■ WHAT YOU WILL DO:
Repeat, exactly and completely, the material that follows. Omit the pictures.

■ ITEMS:

## START

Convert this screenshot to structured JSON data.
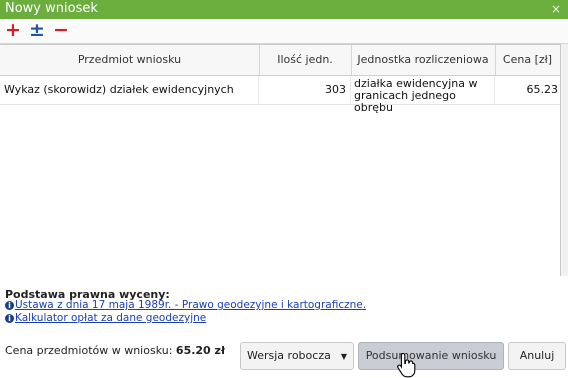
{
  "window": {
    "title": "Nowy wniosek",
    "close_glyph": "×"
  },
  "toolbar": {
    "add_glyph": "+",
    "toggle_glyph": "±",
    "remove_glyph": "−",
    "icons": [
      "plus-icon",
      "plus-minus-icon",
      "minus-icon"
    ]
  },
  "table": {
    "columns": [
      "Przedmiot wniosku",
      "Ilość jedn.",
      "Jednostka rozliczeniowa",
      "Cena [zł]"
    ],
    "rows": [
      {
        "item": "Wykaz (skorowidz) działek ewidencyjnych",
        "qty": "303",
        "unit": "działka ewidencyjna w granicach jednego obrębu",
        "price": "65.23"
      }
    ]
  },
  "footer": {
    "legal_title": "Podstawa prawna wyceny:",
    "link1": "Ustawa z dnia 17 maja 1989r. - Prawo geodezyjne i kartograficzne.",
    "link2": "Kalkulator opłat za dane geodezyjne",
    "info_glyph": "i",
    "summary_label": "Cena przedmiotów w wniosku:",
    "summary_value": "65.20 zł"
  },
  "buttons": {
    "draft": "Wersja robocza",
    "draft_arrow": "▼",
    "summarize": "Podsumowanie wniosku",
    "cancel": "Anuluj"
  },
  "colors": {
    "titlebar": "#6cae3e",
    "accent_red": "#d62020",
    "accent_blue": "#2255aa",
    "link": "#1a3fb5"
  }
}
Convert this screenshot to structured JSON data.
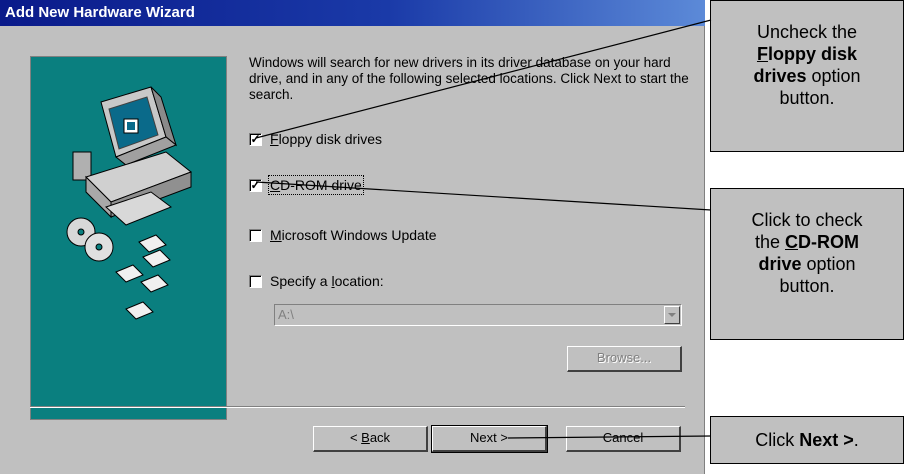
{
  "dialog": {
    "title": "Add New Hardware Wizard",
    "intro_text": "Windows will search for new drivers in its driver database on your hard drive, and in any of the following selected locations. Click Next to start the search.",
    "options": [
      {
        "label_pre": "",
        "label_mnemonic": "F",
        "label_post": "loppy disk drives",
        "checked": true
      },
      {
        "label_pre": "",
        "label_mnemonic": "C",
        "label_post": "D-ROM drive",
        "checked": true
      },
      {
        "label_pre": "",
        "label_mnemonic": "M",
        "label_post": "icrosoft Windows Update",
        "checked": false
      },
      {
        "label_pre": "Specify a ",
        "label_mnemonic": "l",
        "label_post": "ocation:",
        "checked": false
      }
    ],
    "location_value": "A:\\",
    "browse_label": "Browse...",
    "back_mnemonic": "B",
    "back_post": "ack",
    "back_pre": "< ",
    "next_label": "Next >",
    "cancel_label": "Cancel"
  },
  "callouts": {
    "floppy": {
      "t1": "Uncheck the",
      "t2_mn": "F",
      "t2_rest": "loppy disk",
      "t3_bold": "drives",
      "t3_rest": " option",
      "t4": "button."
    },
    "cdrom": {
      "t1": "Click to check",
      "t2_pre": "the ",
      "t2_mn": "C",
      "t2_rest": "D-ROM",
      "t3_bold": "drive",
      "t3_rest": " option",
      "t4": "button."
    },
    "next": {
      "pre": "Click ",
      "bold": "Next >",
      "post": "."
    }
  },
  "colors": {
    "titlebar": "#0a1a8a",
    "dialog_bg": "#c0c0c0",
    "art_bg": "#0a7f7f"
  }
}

## END

■ TASK RESPONSE:
Convert this screenshot to structured JSON data.
{
  "window": {
    "title": "Nowy wniosek",
    "close_glyph": "×"
  },
  "toolbar": {
    "add_glyph": "+",
    "toggle_glyph": "±",
    "remove_glyph": "−",
    "icons": [
      "plus-icon",
      "plus-minus-icon",
      "minus-icon"
    ]
  },
  "table": {
    "columns": [
      "Przedmiot wniosku",
      "Ilość jedn.",
      "Jednostka rozliczeniowa",
      "Cena [zł]"
    ],
    "rows": [
      {
        "item": "Wykaz (skorowidz) działek ewidencyjnych",
        "qty": "303",
        "unit": "działka ewidencyjna w granicach jednego obrębu",
        "price": "65.23"
      }
    ]
  },
  "footer": {
    "legal_title": "Podstawa prawna wyceny:",
    "link1": "Ustawa z dnia 17 maja 1989r. - Prawo geodezyjne i kartograficzne.",
    "link2": "Kalkulator opłat za dane geodezyjne",
    "info_glyph": "i",
    "summary_label": "Cena przedmiotów w wniosku:",
    "summary_value": "65.20 zł"
  },
  "buttons": {
    "draft": "Wersja robocza",
    "draft_arrow": "▼",
    "summarize": "Podsumowanie wniosku",
    "cancel": "Anuluj"
  },
  "colors": {
    "titlebar": "#6cae3e",
    "accent_red": "#d62020",
    "accent_blue": "#2255aa",
    "link": "#1a3fb5"
  }
}
Convert this screenshot to structured JSON data.
{
  "dialog": {
    "title": "Add New Hardware Wizard",
    "intro_text": "Windows will search for new drivers in its driver database on your hard drive, and in any of the following selected locations. Click Next to start the search.",
    "options": [
      {
        "label_pre": "",
        "label_mnemonic": "F",
        "label_post": "loppy disk drives",
        "checked": true
      },
      {
        "label_pre": "",
        "label_mnemonic": "C",
        "label_post": "D-ROM drive",
        "checked": true
      },
      {
        "label_pre": "",
        "label_mnemonic": "M",
        "label_post": "icrosoft Windows Update",
        "checked": false
      },
      {
        "label_pre": "Specify a ",
        "label_mnemonic": "l",
        "label_post": "ocation:",
        "checked": false
      }
    ],
    "location_value": "A:\\",
    "browse_label": "Browse...",
    "back_mnemonic": "B",
    "back_post": "ack",
    "back_pre": "< ",
    "next_label": "Next >",
    "cancel_label": "Cancel"
  },
  "callouts": {
    "floppy": {
      "t1": "Uncheck the",
      "t2_mn": "F",
      "t2_rest": "loppy disk",
      "t3_bold": "drives",
      "t3_rest": " option",
      "t4": "button."
    },
    "cdrom": {
      "t1": "Click to check",
      "t2_pre": "the ",
      "t2_mn": "C",
      "t2_rest": "D-ROM",
      "t3_bold": "drive",
      "t3_rest": " option",
      "t4": "button."
    },
    "next": {
      "pre": "Click ",
      "bold": "Next >",
      "post": "."
    }
  },
  "colors": {
    "titlebar": "#0a1a8a",
    "dialog_bg": "#c0c0c0",
    "art_bg": "#0a7f7f"
  }
}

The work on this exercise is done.